■ **WORK TO COMPLETE**
Count every line below in which "text" occurs, then give only the count.

··· THE DATA ···

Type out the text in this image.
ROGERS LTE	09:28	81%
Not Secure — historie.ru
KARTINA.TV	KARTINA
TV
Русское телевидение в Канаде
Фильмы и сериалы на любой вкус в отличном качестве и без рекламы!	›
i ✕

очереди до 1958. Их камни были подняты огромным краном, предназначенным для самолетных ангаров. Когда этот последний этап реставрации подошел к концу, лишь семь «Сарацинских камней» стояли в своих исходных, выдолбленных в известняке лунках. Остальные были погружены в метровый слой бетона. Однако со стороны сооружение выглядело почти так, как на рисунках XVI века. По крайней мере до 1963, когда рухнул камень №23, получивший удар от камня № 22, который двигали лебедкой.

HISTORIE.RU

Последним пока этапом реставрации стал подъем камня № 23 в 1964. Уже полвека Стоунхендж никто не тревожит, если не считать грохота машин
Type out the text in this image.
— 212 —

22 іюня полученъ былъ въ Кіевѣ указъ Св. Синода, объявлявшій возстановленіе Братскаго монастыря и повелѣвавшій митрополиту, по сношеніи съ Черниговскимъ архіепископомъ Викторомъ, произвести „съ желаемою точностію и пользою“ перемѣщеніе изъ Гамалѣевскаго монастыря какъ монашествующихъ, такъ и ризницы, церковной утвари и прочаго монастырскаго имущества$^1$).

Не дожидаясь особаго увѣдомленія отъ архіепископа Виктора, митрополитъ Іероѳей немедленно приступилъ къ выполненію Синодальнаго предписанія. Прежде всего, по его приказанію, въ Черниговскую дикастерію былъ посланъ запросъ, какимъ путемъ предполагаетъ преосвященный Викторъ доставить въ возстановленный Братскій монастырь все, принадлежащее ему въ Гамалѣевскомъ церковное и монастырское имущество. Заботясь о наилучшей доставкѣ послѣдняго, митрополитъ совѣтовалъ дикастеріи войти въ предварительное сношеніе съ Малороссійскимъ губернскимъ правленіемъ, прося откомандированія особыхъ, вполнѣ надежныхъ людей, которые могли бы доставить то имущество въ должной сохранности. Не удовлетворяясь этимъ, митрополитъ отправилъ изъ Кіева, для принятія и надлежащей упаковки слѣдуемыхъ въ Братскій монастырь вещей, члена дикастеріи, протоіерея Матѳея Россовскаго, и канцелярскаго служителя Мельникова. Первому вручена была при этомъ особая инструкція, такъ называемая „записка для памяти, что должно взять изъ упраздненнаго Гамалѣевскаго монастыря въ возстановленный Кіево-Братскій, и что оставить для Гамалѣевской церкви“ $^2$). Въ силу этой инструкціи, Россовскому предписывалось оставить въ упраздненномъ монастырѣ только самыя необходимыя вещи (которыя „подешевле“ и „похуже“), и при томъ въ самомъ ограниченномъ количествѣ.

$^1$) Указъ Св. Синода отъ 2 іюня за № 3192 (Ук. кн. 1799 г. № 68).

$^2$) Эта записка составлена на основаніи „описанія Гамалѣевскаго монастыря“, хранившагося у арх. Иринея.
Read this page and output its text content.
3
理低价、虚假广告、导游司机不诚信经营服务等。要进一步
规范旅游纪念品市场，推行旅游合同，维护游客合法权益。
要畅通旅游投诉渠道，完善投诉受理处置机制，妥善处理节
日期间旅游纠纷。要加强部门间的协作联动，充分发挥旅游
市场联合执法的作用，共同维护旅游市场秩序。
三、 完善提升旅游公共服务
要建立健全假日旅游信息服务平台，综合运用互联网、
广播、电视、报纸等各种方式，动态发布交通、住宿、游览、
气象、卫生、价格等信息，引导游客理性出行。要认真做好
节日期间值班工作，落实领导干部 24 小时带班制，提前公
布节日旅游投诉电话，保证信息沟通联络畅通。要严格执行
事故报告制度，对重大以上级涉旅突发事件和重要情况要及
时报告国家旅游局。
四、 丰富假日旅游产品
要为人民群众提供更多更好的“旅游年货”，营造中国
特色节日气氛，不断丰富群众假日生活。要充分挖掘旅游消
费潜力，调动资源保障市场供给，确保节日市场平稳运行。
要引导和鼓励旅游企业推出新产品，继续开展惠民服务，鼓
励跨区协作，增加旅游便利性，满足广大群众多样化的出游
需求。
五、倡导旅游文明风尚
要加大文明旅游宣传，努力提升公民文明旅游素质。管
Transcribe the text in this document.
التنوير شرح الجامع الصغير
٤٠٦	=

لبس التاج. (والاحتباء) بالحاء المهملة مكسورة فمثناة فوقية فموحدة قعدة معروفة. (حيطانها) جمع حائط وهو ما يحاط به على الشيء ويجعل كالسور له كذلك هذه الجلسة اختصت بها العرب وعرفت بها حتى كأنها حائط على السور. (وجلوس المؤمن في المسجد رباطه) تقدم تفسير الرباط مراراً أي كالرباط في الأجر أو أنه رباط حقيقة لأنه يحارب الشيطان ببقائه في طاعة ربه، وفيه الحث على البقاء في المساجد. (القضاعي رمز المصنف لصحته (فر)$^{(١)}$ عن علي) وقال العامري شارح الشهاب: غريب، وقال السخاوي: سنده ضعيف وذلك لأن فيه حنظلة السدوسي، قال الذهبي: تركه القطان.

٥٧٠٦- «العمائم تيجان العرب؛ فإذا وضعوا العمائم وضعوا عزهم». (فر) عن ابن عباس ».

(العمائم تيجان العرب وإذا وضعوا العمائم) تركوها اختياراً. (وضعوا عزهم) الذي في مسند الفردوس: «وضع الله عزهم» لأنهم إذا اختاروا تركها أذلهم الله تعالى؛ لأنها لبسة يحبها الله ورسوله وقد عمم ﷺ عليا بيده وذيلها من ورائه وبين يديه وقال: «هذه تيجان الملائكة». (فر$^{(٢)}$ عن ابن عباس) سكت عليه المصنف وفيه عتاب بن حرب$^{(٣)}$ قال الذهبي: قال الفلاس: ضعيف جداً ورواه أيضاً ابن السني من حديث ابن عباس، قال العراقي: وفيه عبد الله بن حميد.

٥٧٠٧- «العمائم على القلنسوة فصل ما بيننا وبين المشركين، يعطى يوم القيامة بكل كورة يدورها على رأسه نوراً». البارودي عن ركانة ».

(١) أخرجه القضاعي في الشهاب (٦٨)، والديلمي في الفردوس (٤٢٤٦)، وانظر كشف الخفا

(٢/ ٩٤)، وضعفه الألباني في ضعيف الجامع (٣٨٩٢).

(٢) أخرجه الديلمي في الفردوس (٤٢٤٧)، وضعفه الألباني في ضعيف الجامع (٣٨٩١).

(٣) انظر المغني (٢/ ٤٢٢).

···

■ **WRITTEN RESPONSE**
4